**Instruction**
Reproduce the entire listing word for word.
* * *
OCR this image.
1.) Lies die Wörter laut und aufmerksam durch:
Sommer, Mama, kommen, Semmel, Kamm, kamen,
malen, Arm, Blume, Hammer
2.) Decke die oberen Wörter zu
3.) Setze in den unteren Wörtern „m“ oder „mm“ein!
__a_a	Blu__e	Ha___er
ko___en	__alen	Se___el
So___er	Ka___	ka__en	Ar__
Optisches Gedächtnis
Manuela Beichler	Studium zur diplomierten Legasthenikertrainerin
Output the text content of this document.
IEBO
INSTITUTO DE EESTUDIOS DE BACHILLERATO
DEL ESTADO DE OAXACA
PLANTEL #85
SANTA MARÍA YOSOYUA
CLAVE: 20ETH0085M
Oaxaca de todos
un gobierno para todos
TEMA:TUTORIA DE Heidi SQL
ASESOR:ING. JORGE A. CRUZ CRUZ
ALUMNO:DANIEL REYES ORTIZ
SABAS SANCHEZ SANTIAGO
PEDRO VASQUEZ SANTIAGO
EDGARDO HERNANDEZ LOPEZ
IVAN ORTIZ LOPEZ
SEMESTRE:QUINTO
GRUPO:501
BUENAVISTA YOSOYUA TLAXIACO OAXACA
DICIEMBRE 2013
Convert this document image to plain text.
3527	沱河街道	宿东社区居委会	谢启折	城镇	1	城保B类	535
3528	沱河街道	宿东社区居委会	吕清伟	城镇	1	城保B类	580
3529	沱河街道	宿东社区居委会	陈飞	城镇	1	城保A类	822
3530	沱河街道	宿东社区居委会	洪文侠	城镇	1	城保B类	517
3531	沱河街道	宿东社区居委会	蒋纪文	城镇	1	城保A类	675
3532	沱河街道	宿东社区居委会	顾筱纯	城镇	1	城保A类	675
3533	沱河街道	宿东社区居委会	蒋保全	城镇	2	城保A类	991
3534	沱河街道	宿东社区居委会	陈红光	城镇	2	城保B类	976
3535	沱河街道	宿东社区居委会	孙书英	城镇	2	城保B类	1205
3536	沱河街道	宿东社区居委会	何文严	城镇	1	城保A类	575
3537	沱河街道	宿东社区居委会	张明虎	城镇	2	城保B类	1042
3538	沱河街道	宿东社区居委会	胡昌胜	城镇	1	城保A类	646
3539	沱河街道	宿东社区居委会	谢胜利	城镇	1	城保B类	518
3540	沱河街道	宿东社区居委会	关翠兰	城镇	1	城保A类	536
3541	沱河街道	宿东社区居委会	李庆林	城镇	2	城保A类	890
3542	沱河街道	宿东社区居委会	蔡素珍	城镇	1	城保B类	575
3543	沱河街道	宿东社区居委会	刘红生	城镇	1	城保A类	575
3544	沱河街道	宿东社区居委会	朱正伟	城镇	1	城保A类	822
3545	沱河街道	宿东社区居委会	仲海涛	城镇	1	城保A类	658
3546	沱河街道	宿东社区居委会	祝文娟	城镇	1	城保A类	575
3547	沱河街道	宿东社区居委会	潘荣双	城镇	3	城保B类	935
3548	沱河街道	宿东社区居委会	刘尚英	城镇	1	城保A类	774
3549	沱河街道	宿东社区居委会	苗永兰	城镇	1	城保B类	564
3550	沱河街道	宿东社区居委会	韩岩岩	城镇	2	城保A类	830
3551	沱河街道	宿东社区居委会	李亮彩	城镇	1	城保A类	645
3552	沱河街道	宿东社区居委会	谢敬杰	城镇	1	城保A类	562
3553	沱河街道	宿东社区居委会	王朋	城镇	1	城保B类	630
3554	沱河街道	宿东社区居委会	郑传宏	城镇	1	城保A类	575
* * *
**Response to this exercise**
OCR this image.
1.) Lies die Wörter laut und aufmerksam durch:
Sommer, Mama, kommen, Semmel, Kamm, kamen,
malen, Arm, Blume, Hammer
2.) Decke die oberen Wörter zu
3.) Setze in den unteren Wörtern „m“ oder „mm“ein!
__a_a	Blu__e	Ha___er
ko___en	__alen	Se___el
So___er	Ka___	ka__en	Ar__
Optisches Gedächtnis
Manuela Beichler	Studium zur diplomierten Legasthenikertrainerin
Output the text content of this document.
IEBO
INSTITUTO DE EESTUDIOS DE BACHILLERATO
DEL ESTADO DE OAXACA
PLANTEL #85
SANTA MARÍA YOSOYUA
CLAVE: 20ETH0085M
Oaxaca de todos
un gobierno para todos
TEMA:TUTORIA DE Heidi SQL
ASESOR:ING. JORGE A. CRUZ CRUZ
ALUMNO:DANIEL REYES ORTIZ
SABAS SANCHEZ SANTIAGO
PEDRO VASQUEZ SANTIAGO
EDGARDO HERNANDEZ LOPEZ
IVAN ORTIZ LOPEZ
SEMESTRE:QUINTO
GRUPO:501
BUENAVISTA YOSOYUA TLAXIACO OAXACA
DICIEMBRE 2013
Convert this document image to plain text.
3527	沱河街道	宿东社区居委会	谢启折	城镇	1	城保B类	535
3528	沱河街道	宿东社区居委会	吕清伟	城镇	1	城保B类	580
3529	沱河街道	宿东社区居委会	陈飞	城镇	1	城保A类	822
3530	沱河街道	宿东社区居委会	洪文侠	城镇	1	城保B类	517
3531	沱河街道	宿东社区居委会	蒋纪文	城镇	1	城保A类	675
3532	沱河街道	宿东社区居委会	顾筱纯	城镇	1	城保A类	675
3533	沱河街道	宿东社区居委会	蒋保全	城镇	2	城保A类	991
3534	沱河街道	宿东社区居委会	陈红光	城镇	2	城保B类	976
3535	沱河街道	宿东社区居委会	孙书英	城镇	2	城保B类	1205
3536	沱河街道	宿东社区居委会	何文严	城镇	1	城保A类	575
3537	沱河街道	宿东社区居委会	张明虎	城镇	2	城保B类	1042
3538	沱河街道	宿东社区居委会	胡昌胜	城镇	1	城保A类	646
3539	沱河街道	宿东社区居委会	谢胜利	城镇	1	城保B类	518
3540	沱河街道	宿东社区居委会	关翠兰	城镇	1	城保A类	536
3541	沱河街道	宿东社区居委会	李庆林	城镇	2	城保A类	890
3542	沱河街道	宿东社区居委会	蔡素珍	城镇	1	城保B类	575
3543	沱河街道	宿东社区居委会	刘红生	城镇	1	城保A类	575
3544	沱河街道	宿东社区居委会	朱正伟	城镇	1	城保A类	822
3545	沱河街道	宿东社区居委会	仲海涛	城镇	1	城保A类	658
3546	沱河街道	宿东社区居委会	祝文娟	城镇	1	城保A类	575
3547	沱河街道	宿东社区居委会	潘荣双	城镇	3	城保B类	935
3548	沱河街道	宿东社区居委会	刘尚英	城镇	1	城保A类	774
3549	沱河街道	宿东社区居委会	苗永兰	城镇	1	城保B类	564
3550	沱河街道	宿东社区居委会	韩岩岩	城镇	2	城保A类	830
3551	沱河街道	宿东社区居委会	李亮彩	城镇	1	城保A类	645
3552	沱河街道	宿东社区居委会	谢敬杰	城镇	1	城保A类	562
3553	沱河街道	宿东社区居委会	王朋	城镇	1	城保B类	630
3554	沱河街道	宿东社区居委会	郑传宏	城镇	1	城保A类	575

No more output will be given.